Squirrel's Bolton launches P2P lending site, taking swipe at 'bank-owned rivals'
By Sophie Boot
Nov. 2 (BusinessDesk) - Squirrel Money, the peer-to-peer lender owned by former Australia & New Zealand Banking Group executive John Bolton, has opened for business, taking a swipe at 'inauthentic, bank-owned rivals'.
Squirrel, which gained its Financial Markets Authority licence in August, offers secured and unsecured personal loans of between $3,000 and $70,000. Managing director and owner Bolton said it was the first "authentic" peer-to-peer lending service in New Zealand because it didn't source its funds from banks.
"Other offerings are really just marketing campaigns for the very banks we’re disrupting," Bolton said. "Squirrel Money is about connecting borrowers with real lenders, not banks or finance houses."
Squirrel is the second P2P lender in the New Zealand market after Harmoney Corp launched in September 2014 with $100 million in funding from Heartland Bank and New York-based Blue Elephant Capital Management. Harmoney has attracted investors including auction site operator Trade Me, which paid $7.7 million for a 15 percent stake, and the UK's P2P Global Investments, which owns 4.7 percent and provided a $200 million funding line.
P2P Global's investment valued Harmoney at $100 million. The business has gained more than 3,000 active lenders in its first year, with an average individual account balance of $6,000, and between 7,000 and 8,000 borrowers.

━━━━━━━━━━━━━━━━━━━━

_Problems to solve_
#1 According to the Squirrel Money article, what range of personal loan amounts does Squirrel offer?
#2 List every organization that the Squirrel Money article names as having funded or invested in Harmoney.
#3 Extract the part of the Squirrel Money article that opens with the words containing "Squirrel, which gained" and closes with "funds from banks.".
These lines have no connection to the Squirrel Money article.

━━━━━━━━━━━━━━━━━━━━

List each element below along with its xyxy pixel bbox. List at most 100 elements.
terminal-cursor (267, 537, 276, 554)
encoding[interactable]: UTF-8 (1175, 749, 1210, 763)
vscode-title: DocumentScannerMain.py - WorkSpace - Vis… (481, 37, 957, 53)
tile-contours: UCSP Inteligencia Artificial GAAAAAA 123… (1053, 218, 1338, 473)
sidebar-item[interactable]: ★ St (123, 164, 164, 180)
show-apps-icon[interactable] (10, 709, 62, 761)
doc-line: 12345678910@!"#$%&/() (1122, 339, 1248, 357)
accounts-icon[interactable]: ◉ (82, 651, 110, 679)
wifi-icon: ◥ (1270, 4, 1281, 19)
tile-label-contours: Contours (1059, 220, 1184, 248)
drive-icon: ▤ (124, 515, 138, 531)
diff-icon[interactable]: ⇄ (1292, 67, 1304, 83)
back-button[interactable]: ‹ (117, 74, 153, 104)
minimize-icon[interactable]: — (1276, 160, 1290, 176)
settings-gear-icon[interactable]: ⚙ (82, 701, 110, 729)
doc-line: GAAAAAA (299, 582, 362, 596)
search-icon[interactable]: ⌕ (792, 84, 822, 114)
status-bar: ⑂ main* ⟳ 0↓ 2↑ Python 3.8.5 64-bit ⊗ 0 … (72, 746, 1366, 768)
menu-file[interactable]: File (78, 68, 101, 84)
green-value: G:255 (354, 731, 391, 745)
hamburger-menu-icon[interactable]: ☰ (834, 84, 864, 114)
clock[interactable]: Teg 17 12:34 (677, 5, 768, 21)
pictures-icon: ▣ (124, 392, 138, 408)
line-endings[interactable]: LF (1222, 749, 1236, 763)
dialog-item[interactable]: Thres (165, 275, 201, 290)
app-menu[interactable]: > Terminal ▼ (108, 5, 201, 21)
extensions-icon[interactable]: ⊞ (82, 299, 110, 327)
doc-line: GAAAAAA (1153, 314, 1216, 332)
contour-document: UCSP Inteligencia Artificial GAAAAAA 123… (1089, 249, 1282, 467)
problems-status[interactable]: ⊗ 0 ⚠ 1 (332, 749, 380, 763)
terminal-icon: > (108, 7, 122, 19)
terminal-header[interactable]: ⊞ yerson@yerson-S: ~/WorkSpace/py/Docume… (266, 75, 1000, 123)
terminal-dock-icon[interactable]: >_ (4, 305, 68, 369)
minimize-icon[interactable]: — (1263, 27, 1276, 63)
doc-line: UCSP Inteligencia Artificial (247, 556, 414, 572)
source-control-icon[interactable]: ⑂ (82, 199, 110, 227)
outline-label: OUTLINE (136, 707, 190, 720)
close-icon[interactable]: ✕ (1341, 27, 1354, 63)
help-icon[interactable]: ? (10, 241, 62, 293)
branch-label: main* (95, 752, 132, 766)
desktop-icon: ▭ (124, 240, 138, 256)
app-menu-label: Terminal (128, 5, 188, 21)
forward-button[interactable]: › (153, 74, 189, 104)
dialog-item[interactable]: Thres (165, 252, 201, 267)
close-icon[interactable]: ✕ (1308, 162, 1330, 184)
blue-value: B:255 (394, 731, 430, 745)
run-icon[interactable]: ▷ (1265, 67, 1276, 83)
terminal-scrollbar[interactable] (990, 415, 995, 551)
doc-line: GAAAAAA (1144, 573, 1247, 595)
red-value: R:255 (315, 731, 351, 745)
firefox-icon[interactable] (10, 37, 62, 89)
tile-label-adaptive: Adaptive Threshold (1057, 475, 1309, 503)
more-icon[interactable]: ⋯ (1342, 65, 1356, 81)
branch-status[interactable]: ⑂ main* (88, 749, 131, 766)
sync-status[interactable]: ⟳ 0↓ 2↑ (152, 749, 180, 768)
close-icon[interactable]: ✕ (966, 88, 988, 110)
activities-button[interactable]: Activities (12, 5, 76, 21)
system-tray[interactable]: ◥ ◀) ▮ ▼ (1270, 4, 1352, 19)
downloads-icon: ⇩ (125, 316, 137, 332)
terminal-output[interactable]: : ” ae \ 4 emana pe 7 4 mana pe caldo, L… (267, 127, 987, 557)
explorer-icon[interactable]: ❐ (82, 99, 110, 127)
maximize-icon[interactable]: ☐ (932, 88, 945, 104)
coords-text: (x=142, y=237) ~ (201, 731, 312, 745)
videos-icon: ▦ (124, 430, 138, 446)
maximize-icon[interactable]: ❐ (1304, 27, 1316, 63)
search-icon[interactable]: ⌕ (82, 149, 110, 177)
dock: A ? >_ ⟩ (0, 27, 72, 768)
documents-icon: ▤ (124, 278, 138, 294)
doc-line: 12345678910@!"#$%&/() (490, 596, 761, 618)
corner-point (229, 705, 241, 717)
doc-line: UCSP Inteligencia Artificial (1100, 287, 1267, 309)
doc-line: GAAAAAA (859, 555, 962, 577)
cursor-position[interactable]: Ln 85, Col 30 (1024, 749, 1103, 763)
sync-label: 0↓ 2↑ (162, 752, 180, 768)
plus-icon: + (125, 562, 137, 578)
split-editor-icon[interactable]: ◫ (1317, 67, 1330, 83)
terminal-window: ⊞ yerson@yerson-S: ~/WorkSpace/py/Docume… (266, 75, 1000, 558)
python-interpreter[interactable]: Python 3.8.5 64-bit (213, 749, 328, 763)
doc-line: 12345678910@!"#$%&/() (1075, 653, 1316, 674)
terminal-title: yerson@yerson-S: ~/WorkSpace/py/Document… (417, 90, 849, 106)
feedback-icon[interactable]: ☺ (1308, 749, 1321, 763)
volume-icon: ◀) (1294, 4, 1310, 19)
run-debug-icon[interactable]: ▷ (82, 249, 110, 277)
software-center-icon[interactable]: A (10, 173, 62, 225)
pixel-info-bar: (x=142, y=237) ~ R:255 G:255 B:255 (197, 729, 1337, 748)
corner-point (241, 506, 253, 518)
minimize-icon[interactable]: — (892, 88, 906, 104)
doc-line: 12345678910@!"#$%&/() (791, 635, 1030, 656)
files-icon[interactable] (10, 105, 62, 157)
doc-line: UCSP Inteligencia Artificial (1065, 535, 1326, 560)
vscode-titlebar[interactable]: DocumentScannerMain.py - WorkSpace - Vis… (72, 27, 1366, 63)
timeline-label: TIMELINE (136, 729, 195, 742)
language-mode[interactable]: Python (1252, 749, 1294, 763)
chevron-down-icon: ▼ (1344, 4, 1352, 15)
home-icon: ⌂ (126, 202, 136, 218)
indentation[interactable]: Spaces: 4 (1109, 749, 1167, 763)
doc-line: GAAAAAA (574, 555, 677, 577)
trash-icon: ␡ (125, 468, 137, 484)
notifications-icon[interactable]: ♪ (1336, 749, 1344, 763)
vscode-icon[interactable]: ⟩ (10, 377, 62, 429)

━━━━━━━━━━━━━━━━━━━━

_Replies_
#1 Between $3,000 and $70,000.

#2 Heartland Bank, Blue Elephant Capital Management, Trade Me, P2P Global Investments

#3
Squirrel, which gained its Financial Markets Authority licence in August, offers secured and unsecured personal loans of between $3,000 and $70,000. Managing director and owner Bolton said it was the first "authentic" peer-to-peer lending service in New Zealand because it didn't source its funds from banks.